Extracted text:
- - - - - - -

I really like the steep incline in the substrate too, it works very well in the nano.

Tony


----------



## TBRO (29 Jun 2009)

LOL     just realised my linguistic fo-par, thanks for pointing that out Paulo! I didn't set out to insult any Spanish speaking folk was more inspired by Hayao Miyazaki's Film rather than the other thing. It also interestigly is the name of the floating island in Gulliver's Travels (as well as a curse word)





Tom


----------



## TBRO (7 Jul 2009)

Just got the star moss and fissidens.splachnobryoides from aqua magic today. Wish I'd done more reading before parting with my cash, seems both these species don't grow well underwater    I will try the star moss on the wood that breaks the surface. Will post some pictures next week, the glosso is growing but mostly up which is a bit annoying. 

T


----------



## LondonDragon (7 Jul 2009)

TBRO said:
			
		

> Just got the star moss and fissidens.splachnobryoides from aqua magic today. Wish I'd done more reading before parting with my cash, seems both these species don't grow well underwater    I will try the star moss on the wood that breaks the surface. Will post some pictures next week, the glosso is growing but mostly up which is a bit annoying.


I made the same mistake with the Fissidens, and that didn't survive in the tank, just fell apart in a few days. The star moss is another non aquatic plant, might do well at the surface though just depends how good it looks in the tank.
Just prune back the glosso and it will grow new runners which should then grow across the substrate.


----------



## Steve Smith (7 Jul 2009)

I bought some fissidens splachnobryoides before I realised it's non-aquatic.  I've had it on my windowsill in a pot for months.   Its grown a bit, but I've finally used it in a little emerged scape I made tonight


----------



## Vito (8 Jul 2009)

- - - - - - -

Data shown:
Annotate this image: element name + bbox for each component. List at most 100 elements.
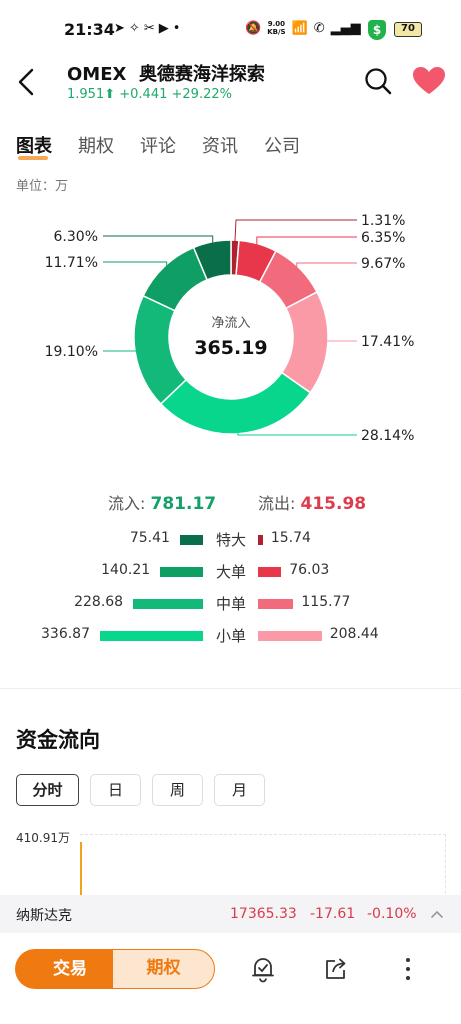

- - - - - - -

What this exercise asks:
1. Summarize the aquarium forum thread in three sentences.
2. Pick up the aquarium forum thread after its final line and continue it.

Answers below:
1. TBRO acknowledges a linguistic blunder that Paulo pointed out and explains that the name was inspired by a Hayao Miyazaki film, not by the curse word. TBRO then reports buying star moss and Fissidens splachnobryoides from aqua magic, only to learn that neither grows well underwater, and adds that the glosso is growing mostly upward. LondonDragon says the Fissidens fell apart within days in their own tank and recommends pruning the glosso so new runners spread across the substrate, while Steve Smith has kept the same Fissidens in a windowsill pot for months and has now used it in a small emerged scape.

2.
Hey Tbro, Lovely little tank mate, and I love the stand too well done. looks like you on to a winner here mate and just keep trimminig and replanting the glosso and it will creep instead of rise. 

Keep us posted,

Vito


----------



## TBRO (14 Jul 2009)

Hey, 
Few quick shots at just over 2 weeks growth. Just added some CRS which are loving their new mossy hang out. Still battling to keep the glosso growing side-ways. Had to add a unsightly heater as such I'm saving pennies for some lilly tubes and an in line heater (any suggestions for lilly size on a fluval 105?) My filter also seems to have an annoying air leak which makes it noisy, a major disadvantage to a bed room tank! The star moss and fissidens are surviving but as expected not really growing (the fissidens in a jam jar on my windowsill looks great).






















C+C welcolme,

Tom


----------



## TBRO (18 Jul 2009)

After lengthy head scratching and chatting with Jim from TGM have figured out the pipe sizes and have added glass wear and inline heater. I really like the inflow pipe - looks like one of those utensils for picking up honey. The shrimps approve of the extra flow. I was pretty sick of those ugly plastic inlets   










thanks for looking,  T


----------



## Steve Smith (18 Jul 2009)

Looking good mate   That glassware looks weird, what brand is it?


----------



## TBRO (19 Jul 2009)

Cheers Steve, the glass wear is the ADA - Do Aqua range (supposed to be entry level prices) Their not exactly inexpensive but I'm very pleased with them.

T


----------



## Jur4ik (20 Jul 2009)

this filter inflow is unsecure to baby shrimps. I have placed a piece of foam over mine to avoid them sucked into the filter.
think about this 
but, looking good though


----------



## TBRO (29 Jul 2009)

Happy Days, just got of a 12 hour shift to find my first baby CRS ! Like a perfect adult minature about 5 mm long   









As Macro as my little camera gets - sorry

I have now shrimp proofed the filter inlet - Tom


----------



## Gill (1 Aug 2009)

Love the use of the wood and the CRS look great in there.


----------



## lljdma06 (1 Aug 2009)

How is the fissidens doing?  I want to use it in my Dutch scape, but with all the controversy a couple years back as to whether it was truely aquatic, I'm not certain.  A while back I followed a huge thread at APC with experiments and everything, and based on the evidence from that thread, I'm on the fence with it.  It's so popular now, though, but most of these scapes are shorterm, so technically a non-aquatic can thrive for a limited time under those circumstances until it begins to decline.  

Your other mosses look great.  

Love the arrangement of the wood as well. 

llj


----------



## TBRO (1 Aug 2009)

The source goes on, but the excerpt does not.